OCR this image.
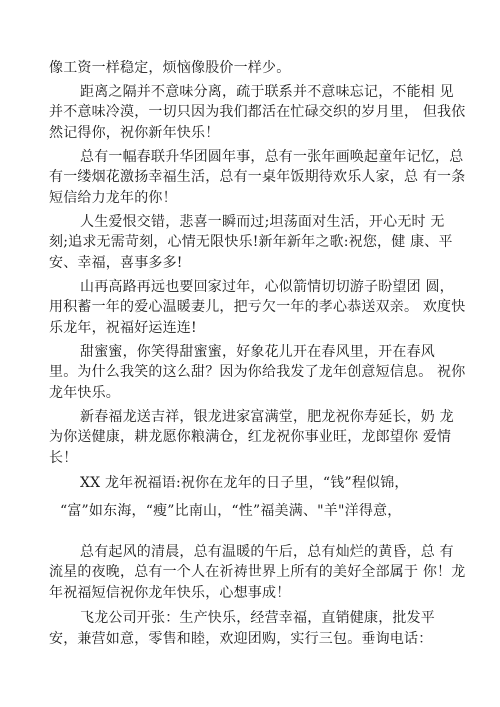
像工资一样稳定，烦恼像股价一样少。
距离之隔并不意味分离，疏于联系并不意味忘记，不能相 见
并不意味冷漠，一切只因为我们都活在忙碌交织的岁月里， 但我依
然记得你，祝你新年快乐！
总有一幅春联升华团圆年事，总有一张年画唤起童年记忆，总
有一缕烟花激扬幸福生活，总有一桌年饭期待欢乐人家，总 有一条
短信给力龙年的你！
人生爱恨交错，悲喜一瞬而过;坦荡面对生活，开心无时 无
刻;追求无需苛刻，心情无限快乐!新年新年之歌:祝您，健 康、平
安、幸福，喜事多多!
山再高路再远也要回家过年，心似箭情切切游子盼望团 圆，
用积蓄一年的爱心温暖妻儿，把亏欠一年的孝心恭送双亲。 欢度快
乐龙年，祝福好运连连!
甜蜜蜜，你笑得甜蜜蜜，好象花儿开在春风里，开在春风
里。为什么我笑的这么甜？因为你给我发了龙年创意短信息。 祝你
龙年快乐。
新春福龙送吉祥，银龙进家富满堂，肥龙祝你寿延长，奶 龙
为你送健康，耕龙愿你粮满仓，红龙祝你事业旺，龙郎望你 爱情
长！
XX 龙年祝福语:祝你在龙年的日子里，“钱”程似锦，
“富”如东海，“瘦”比南山，“性”福美满、"羊"洋得意，
总有起风的清晨，总有温暖的午后，总有灿烂的黄昏，总 有
流星的夜晚，总有一个人在祈祷世界上所有的美好全部属于 你！龙
年祝福短信祝你龙年快乐，心想事成！
飞龙公司开张：生产快乐，经营幸福，直销健康，批发平
安，兼营如意，零售和睦，欢迎团购，实行三包。垂询电话：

----

What this task involves: Without the pictures, return the entries exactly as they appear.

Task response:
OCR this image.
像工资一样稳定，烦恼像股价一样少。
距离之隔并不意味分离，疏于联系并不意味忘记，不能相 见
并不意味冷漠，一切只因为我们都活在忙碌交织的岁月里， 但我依
然记得你，祝你新年快乐！
总有一幅春联升华团圆年事，总有一张年画唤起童年记忆，总
有一缕烟花激扬幸福生活，总有一桌年饭期待欢乐人家，总 有一条
短信给力龙年的你！
人生爱恨交错，悲喜一瞬而过;坦荡面对生活，开心无时 无
刻;追求无需苛刻，心情无限快乐!新年新年之歌:祝您，健 康、平
安、幸福，喜事多多!
山再高路再远也要回家过年，心似箭情切切游子盼望团 圆，
用积蓄一年的爱心温暖妻儿，把亏欠一年的孝心恭送双亲。 欢度快
乐龙年，祝福好运连连!
甜蜜蜜，你笑得甜蜜蜜，好象花儿开在春风里，开在春风
里。为什么我笑的这么甜？因为你给我发了龙年创意短信息。 祝你
龙年快乐。
新春福龙送吉祥，银龙进家富满堂，肥龙祝你寿延长，奶 龙
为你送健康，耕龙愿你粮满仓，红龙祝你事业旺，龙郎望你 爱情
长！
XX 龙年祝福语:祝你在龙年的日子里，“钱”程似锦，
“富”如东海，“瘦”比南山，“性”福美满、"羊"洋得意，
总有起风的清晨，总有温暖的午后，总有灿烂的黄昏，总 有
流星的夜晚，总有一个人在祈祷世界上所有的美好全部属于 你！龙
年祝福短信祝你龙年快乐，心想事成！
飞龙公司开张：生产快乐，经营幸福，直销健康，批发平
安，兼营如意，零售和睦，欢迎团购，实行三包。垂询电话：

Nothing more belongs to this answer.